In the listing below, identify each line with the word "fungo" and return those lines.

========================================

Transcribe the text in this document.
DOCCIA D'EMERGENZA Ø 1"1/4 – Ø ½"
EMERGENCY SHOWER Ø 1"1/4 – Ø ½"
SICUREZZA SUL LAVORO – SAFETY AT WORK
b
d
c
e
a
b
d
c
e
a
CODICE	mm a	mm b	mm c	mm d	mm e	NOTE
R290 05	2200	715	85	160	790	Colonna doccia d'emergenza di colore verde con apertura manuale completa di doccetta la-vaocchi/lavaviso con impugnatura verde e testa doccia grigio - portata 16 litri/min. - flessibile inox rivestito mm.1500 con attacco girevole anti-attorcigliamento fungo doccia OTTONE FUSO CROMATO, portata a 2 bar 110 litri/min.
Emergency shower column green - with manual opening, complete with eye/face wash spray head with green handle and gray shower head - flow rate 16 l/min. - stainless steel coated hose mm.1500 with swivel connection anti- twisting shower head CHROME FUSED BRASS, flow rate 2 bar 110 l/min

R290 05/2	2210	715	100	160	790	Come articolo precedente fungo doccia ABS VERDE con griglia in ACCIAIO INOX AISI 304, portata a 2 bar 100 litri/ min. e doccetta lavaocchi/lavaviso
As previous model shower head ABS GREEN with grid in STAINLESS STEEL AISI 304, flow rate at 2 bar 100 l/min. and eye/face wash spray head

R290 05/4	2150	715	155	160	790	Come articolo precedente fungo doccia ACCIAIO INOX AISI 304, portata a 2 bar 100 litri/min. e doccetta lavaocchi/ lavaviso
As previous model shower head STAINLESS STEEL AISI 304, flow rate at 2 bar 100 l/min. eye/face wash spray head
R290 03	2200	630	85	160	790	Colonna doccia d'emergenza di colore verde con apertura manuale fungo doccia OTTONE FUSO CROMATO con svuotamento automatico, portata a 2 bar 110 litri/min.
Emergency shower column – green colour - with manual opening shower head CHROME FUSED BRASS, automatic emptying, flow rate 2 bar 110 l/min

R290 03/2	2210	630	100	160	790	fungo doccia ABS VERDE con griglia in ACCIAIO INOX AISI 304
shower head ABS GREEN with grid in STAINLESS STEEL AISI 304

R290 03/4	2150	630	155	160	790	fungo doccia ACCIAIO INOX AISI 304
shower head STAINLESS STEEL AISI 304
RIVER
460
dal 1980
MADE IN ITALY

========================================

● **Exercise output**:
R290 05	2200	715	85	160	790	Colonna doccia d'emergenza di colore verde con apertura manuale completa di doccetta la-vaocchi/lavaviso con impugnatura verde e testa doccia grigio - portata 16 litri/min. - flessibile inox rivestito mm.1500 con attacco girevole anti-attorcigliamento fungo doccia OTTONE FUSO CROMATO, portata a 2 bar 110 litri/min.
R290 05/2	2210	715	100	160	790	Come articolo precedente fungo doccia ABS VERDE con griglia in ACCIAIO INOX AISI 304, portata a 2 bar 100 litri/ min. e doccetta lavaocchi/lavaviso
R290 05/4	2150	715	155	160	790	Come articolo precedente fungo doccia ACCIAIO INOX AISI 304, portata a 2 bar 100 litri/min. e doccetta lavaocchi/ lavaviso
R290 03	2200	630	85	160	790	Colonna doccia d'emergenza di colore verde con apertura manuale fungo doccia OTTONE FUSO CROMATO con svuotamento automatico, portata a 2 bar 110 litri/min.
R290 03/2	2210	630	100	160	790	fungo doccia ABS VERDE con griglia in ACCIAIO INOX AISI 304
R290 03/4	2150	630	155	160	790	fungo doccia ACCIAIO INOX AISI 304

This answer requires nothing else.